Data listing ->
........

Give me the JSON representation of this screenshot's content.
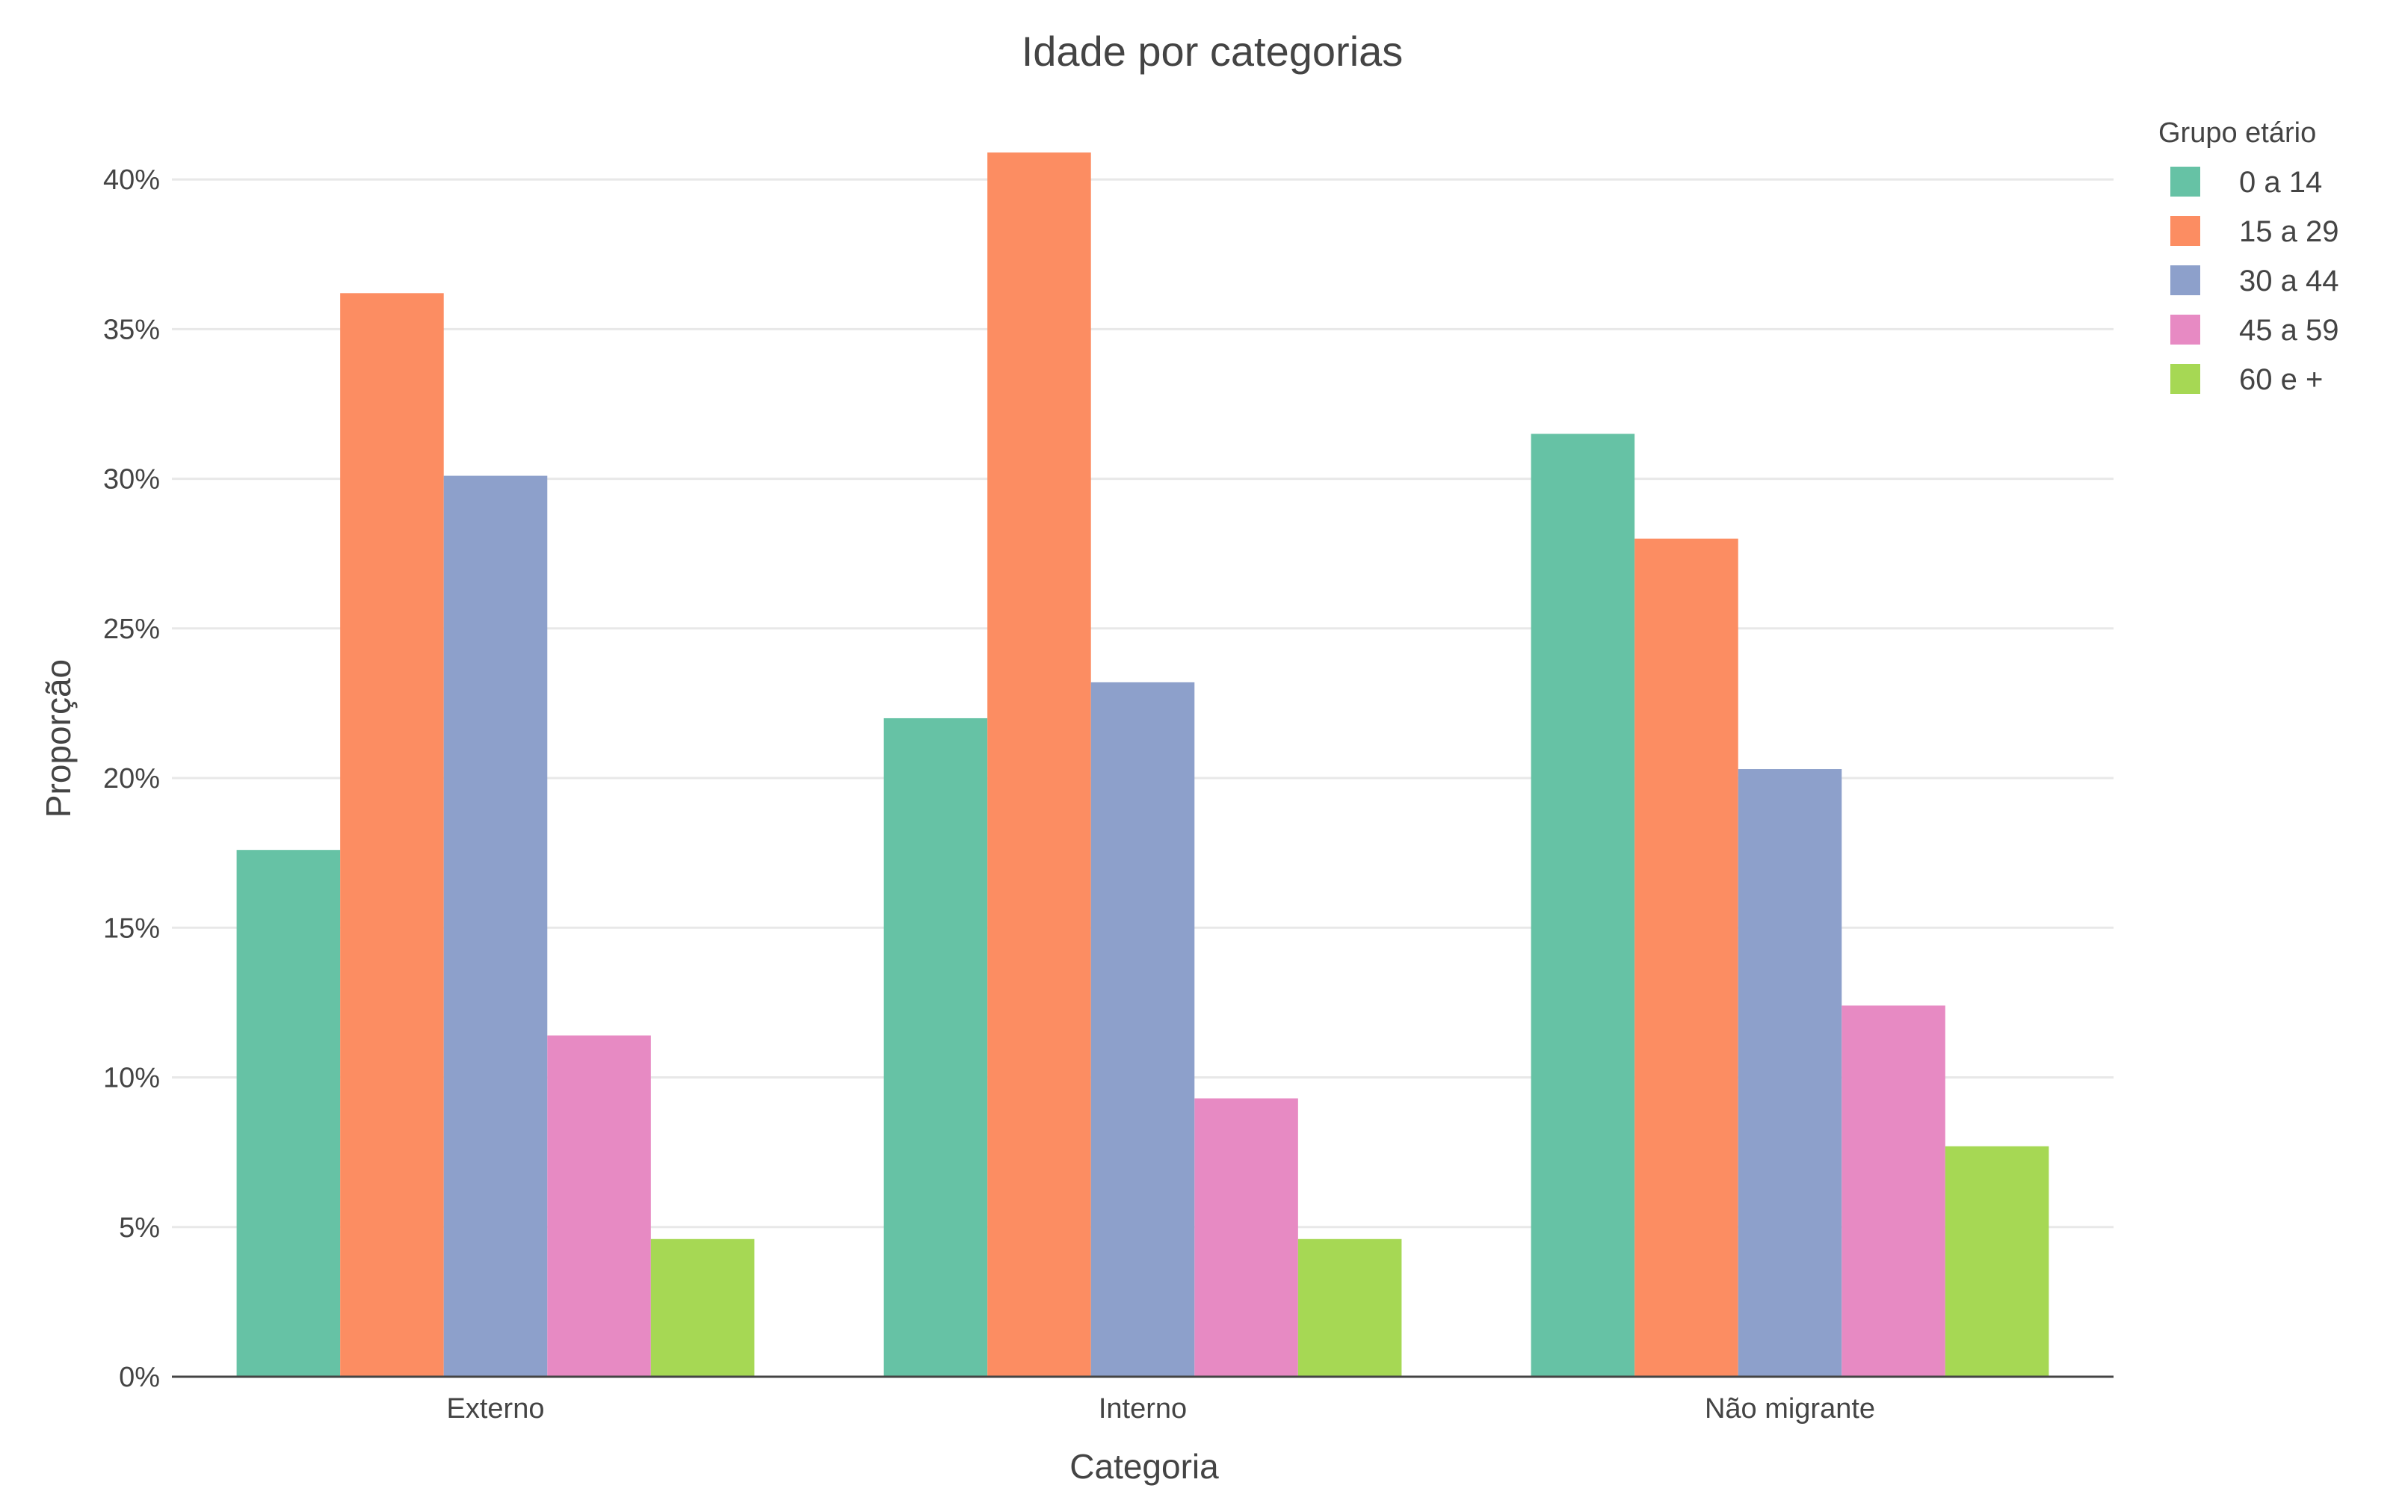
{
  "chart_data": {
    "type": "bar",
    "title": "Idade por categorias",
    "xlabel": "Categoria",
    "ylabel": "Proporção",
    "categories": [
      "Externo",
      "Interno",
      "Não migrante"
    ],
    "series": [
      {
        "name": "0 a 14",
        "color": "#66c2a5",
        "values": [
          0.176,
          0.22,
          0.315
        ]
      },
      {
        "name": "15 a 29",
        "color": "#fc8d62",
        "values": [
          0.362,
          0.409,
          0.28
        ]
      },
      {
        "name": "30 a 44",
        "color": "#8da0cb",
        "values": [
          0.301,
          0.232,
          0.203
        ]
      },
      {
        "name": "45 a 59",
        "color": "#e78ac3",
        "values": [
          0.114,
          0.093,
          0.124
        ]
      },
      {
        "name": "60 e +",
        "color": "#a6d854",
        "values": [
          0.046,
          0.046,
          0.077
        ]
      }
    ],
    "ylim": [
      0,
      0.42
    ],
    "yticks": [
      0,
      0.05,
      0.1,
      0.15,
      0.2,
      0.25,
      0.3,
      0.35,
      0.4
    ],
    "ytick_labels": [
      "0%",
      "5%",
      "10%",
      "15%",
      "20%",
      "25%",
      "30%",
      "35%",
      "40%"
    ],
    "grid": true,
    "legend": {
      "title": "Grupo etário",
      "placement": "top-right"
    }
  }
}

........

STATED GOAL -> Look through the material above and pick out each line holding the word "title".

TASK SOLUTION ->
    "title": "Idade por categorias",
      "title": "Grupo etário",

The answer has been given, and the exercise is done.